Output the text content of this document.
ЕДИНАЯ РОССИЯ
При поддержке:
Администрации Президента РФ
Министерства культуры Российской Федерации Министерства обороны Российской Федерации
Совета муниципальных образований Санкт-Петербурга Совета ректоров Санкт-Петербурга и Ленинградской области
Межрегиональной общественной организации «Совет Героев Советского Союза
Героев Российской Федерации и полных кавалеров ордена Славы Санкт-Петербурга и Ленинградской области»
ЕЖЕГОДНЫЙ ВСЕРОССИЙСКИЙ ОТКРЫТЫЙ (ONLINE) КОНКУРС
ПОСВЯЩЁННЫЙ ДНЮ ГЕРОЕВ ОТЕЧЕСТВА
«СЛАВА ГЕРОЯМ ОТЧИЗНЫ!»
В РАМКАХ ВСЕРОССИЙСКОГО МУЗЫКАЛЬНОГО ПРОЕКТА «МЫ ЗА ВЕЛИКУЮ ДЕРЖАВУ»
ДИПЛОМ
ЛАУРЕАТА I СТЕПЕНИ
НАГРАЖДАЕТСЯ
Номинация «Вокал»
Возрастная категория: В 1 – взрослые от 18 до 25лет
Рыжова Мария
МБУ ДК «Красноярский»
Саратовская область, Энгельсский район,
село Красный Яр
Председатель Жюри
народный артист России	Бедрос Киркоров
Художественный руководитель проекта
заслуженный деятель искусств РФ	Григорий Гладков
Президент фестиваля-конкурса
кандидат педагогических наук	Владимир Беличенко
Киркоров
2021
==*==
### Objective
Retype the records that precede this task, keeping them exactly the same.

### Response
Output the text content of this document.
ЕДИНАЯ РОССИЯ
При поддержке:
Администрации Президента РФ
Министерства культуры Российской Федерации Министерства обороны Российской Федерации
Совета муниципальных образований Санкт-Петербурга Совета ректоров Санкт-Петербурга и Ленинградской области
Межрегиональной общественной организации «Совет Героев Советского Союза
Героев Российской Федерации и полных кавалеров ордена Славы Санкт-Петербурга и Ленинградской области»
ЕЖЕГОДНЫЙ ВСЕРОССИЙСКИЙ ОТКРЫТЫЙ (ONLINE) КОНКУРС
ПОСВЯЩЁННЫЙ ДНЮ ГЕРОЕВ ОТЕЧЕСТВА
«СЛАВА ГЕРОЯМ ОТЧИЗНЫ!»
В РАМКАХ ВСЕРОССИЙСКОГО МУЗЫКАЛЬНОГО ПРОЕКТА «МЫ ЗА ВЕЛИКУЮ ДЕРЖАВУ»
ДИПЛОМ
ЛАУРЕАТА I СТЕПЕНИ
НАГРАЖДАЕТСЯ
Номинация «Вокал»
Возрастная категория: В 1 – взрослые от 18 до 25лет
Рыжова Мария
МБУ ДК «Красноярский»
Саратовская область, Энгельсский район,
село Красный Яр
Председатель Жюри
народный артист России	Бедрос Киркоров
Художественный руководитель проекта
заслуженный деятель искусств РФ	Григорий Гладков
Президент фестиваля-конкурса
кандидат педагогических наук	Владимир Беличенко
Киркоров
2021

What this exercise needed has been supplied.